_Work required:_ Review the material line by line. Identify and copy every line that contains the string "color".

_Excerpted data:_
-*-*-
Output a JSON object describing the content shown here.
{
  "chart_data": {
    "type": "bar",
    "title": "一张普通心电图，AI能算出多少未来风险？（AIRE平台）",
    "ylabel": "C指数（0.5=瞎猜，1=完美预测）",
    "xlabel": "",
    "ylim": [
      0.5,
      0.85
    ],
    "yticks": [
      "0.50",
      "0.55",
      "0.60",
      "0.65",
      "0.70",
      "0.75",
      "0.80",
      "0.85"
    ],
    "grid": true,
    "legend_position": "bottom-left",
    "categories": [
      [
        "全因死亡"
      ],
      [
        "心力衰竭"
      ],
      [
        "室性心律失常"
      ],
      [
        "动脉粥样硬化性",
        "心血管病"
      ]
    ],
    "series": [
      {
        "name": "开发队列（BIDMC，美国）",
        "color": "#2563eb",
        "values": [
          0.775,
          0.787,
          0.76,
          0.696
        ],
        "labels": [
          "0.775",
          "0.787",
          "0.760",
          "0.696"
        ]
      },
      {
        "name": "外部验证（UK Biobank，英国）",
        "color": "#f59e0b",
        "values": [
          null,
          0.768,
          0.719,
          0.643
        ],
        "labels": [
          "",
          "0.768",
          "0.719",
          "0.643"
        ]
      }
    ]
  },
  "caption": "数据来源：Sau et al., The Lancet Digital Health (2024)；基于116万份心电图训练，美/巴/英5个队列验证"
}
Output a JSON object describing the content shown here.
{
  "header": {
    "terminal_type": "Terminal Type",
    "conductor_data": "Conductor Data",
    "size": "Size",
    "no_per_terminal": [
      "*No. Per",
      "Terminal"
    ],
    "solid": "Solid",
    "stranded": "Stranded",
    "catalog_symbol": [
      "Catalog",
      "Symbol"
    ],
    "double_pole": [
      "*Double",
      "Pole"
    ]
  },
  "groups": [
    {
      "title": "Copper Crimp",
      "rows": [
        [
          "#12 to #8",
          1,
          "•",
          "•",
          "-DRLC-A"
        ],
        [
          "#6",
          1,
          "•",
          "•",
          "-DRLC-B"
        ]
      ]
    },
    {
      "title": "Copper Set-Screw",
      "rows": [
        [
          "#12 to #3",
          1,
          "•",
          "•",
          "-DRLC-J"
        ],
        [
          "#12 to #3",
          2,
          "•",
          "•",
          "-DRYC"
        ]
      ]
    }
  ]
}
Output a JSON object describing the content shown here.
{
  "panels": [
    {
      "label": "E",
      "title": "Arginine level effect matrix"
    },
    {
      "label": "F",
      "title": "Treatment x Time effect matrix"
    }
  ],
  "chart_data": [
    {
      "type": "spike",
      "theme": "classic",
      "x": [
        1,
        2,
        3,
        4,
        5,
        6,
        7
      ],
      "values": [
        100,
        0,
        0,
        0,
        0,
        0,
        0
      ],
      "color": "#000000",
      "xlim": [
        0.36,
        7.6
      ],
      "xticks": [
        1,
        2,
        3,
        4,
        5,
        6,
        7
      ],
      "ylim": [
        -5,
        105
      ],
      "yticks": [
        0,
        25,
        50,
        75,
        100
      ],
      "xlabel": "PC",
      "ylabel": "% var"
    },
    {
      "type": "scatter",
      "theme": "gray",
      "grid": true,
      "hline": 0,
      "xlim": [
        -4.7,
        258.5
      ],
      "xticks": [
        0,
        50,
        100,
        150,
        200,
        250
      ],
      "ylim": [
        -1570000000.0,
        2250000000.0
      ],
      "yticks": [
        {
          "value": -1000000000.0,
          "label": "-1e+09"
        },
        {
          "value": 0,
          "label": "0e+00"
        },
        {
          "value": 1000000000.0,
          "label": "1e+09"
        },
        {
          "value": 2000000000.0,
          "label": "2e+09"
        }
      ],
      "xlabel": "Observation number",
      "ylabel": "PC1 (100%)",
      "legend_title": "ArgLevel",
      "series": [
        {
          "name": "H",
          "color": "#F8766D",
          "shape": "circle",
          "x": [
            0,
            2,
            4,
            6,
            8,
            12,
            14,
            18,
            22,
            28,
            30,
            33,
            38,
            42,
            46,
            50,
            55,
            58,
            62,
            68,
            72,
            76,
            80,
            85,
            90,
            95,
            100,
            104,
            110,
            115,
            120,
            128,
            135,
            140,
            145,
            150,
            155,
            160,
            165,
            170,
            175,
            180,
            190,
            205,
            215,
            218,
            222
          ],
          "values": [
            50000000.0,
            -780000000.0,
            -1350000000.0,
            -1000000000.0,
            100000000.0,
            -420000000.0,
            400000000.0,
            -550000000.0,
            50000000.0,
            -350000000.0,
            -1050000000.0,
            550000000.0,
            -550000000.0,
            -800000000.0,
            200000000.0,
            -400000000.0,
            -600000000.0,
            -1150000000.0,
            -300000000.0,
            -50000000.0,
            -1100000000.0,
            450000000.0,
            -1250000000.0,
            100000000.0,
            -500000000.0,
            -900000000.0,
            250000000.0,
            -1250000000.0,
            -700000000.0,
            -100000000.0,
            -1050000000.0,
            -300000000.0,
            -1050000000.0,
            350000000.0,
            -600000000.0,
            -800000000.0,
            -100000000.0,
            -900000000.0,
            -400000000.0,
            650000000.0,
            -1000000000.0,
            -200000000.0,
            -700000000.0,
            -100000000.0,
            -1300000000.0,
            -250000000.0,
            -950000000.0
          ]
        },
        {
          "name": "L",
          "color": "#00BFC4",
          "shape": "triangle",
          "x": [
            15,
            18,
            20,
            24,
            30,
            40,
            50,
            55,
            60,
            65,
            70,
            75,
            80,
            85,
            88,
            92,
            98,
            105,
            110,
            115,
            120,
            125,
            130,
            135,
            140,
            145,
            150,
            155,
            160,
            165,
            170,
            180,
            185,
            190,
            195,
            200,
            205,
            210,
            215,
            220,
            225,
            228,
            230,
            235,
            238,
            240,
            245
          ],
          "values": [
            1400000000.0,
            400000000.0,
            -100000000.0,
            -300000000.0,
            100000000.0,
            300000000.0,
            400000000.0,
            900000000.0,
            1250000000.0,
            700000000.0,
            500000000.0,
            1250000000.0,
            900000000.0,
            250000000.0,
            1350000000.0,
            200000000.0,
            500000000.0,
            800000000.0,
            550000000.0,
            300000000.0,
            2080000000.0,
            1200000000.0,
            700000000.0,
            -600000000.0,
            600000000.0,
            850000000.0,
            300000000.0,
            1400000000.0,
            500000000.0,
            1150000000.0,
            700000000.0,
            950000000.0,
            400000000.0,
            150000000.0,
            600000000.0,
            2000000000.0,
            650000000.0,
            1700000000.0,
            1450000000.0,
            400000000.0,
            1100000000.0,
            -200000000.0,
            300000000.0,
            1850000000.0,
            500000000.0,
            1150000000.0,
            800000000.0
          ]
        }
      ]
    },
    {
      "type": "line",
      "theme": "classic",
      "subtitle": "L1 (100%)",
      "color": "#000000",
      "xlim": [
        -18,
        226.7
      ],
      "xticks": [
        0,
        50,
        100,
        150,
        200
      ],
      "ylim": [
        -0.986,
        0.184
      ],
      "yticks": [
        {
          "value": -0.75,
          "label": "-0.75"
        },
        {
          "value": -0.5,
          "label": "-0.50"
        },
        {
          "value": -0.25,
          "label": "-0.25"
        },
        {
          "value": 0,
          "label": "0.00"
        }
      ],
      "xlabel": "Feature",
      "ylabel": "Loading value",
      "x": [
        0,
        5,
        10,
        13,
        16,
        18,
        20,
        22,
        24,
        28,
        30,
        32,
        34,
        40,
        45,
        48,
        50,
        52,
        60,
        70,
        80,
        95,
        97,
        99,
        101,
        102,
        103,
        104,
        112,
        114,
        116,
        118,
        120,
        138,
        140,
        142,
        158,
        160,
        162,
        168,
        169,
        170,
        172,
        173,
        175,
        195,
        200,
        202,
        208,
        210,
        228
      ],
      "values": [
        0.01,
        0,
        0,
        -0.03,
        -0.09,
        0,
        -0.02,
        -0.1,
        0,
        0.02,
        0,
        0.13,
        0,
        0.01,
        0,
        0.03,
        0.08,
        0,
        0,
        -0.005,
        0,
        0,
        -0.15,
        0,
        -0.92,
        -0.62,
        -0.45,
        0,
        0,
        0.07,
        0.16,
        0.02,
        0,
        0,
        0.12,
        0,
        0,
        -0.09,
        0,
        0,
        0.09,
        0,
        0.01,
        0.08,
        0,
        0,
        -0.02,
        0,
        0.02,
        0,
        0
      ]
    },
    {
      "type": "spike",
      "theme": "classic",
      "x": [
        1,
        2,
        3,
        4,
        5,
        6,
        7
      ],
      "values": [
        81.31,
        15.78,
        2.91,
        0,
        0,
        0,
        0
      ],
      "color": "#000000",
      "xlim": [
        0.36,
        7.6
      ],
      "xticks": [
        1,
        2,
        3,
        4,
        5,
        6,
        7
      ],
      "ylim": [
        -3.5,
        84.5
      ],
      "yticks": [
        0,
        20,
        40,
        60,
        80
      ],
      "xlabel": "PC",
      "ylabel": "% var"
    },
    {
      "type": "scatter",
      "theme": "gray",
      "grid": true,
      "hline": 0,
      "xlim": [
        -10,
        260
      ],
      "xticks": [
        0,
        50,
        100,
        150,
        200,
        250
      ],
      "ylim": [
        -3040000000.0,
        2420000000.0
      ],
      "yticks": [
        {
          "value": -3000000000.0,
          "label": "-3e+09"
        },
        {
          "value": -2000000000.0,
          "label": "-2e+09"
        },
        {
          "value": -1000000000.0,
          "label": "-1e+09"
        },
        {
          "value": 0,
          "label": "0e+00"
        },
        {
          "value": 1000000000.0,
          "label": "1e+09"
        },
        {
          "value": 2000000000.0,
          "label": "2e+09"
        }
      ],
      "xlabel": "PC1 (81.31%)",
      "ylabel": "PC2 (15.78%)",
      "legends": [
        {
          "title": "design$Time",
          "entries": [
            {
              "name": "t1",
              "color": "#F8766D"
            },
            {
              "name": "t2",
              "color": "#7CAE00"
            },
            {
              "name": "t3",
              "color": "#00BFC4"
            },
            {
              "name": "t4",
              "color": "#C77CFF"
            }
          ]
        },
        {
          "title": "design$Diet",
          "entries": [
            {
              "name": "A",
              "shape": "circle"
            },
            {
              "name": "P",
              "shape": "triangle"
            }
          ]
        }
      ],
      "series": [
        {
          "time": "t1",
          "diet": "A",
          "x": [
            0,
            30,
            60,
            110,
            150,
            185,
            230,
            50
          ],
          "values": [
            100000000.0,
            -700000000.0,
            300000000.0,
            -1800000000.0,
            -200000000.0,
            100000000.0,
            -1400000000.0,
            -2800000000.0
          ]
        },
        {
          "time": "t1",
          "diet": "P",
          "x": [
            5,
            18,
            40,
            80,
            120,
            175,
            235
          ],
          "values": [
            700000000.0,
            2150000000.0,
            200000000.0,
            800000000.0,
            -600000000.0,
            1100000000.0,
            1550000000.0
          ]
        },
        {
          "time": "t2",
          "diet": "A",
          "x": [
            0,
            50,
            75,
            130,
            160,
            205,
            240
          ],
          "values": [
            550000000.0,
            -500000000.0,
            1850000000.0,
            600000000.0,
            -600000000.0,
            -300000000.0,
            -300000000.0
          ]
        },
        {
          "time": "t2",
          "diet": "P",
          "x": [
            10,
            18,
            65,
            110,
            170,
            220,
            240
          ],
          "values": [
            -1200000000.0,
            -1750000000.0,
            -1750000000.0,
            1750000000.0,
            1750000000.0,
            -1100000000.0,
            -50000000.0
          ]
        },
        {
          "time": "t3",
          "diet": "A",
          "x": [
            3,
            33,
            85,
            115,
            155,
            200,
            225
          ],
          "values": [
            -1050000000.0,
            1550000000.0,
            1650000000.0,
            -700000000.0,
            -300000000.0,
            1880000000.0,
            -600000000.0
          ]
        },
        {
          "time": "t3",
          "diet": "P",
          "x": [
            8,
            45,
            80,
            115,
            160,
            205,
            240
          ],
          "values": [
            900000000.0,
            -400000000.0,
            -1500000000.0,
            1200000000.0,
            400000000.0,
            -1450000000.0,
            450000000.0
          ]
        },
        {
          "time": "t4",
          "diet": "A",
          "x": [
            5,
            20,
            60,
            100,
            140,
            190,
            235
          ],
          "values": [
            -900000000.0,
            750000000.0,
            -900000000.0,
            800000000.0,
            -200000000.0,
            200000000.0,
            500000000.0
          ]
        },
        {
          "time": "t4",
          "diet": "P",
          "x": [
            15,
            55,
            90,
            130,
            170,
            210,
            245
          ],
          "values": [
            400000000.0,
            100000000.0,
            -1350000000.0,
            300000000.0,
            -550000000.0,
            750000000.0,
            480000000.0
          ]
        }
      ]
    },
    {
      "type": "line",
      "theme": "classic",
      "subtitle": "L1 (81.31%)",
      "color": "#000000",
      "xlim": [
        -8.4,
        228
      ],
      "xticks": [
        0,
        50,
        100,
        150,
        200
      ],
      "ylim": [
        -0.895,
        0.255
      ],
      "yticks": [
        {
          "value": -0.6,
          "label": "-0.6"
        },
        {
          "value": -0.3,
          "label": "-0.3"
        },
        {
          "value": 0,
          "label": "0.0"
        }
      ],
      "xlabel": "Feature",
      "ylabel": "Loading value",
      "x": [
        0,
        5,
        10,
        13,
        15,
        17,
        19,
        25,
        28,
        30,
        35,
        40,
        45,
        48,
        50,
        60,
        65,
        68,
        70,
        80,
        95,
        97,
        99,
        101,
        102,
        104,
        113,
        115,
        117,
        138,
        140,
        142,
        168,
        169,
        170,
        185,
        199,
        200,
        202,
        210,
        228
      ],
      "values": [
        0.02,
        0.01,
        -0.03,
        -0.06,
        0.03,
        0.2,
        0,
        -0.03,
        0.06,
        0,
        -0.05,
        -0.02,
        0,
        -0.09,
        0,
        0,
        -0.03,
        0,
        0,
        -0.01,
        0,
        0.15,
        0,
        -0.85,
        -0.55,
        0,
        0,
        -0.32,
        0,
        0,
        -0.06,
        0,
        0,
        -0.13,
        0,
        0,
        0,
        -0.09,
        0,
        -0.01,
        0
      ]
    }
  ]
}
-*-*-
_Complete response:_
        "color": "#2563eb",
        "color": "#f59e0b",
      "color": "#000000",
          "color": "#F8766D",
          "color": "#00BFC4",
      "color": "#000000",
      "color": "#000000",
              "color": "#F8766D"
              "color": "#7CAE00"
              "color": "#00BFC4"
              "color": "#C77CFF"
      "color": "#000000",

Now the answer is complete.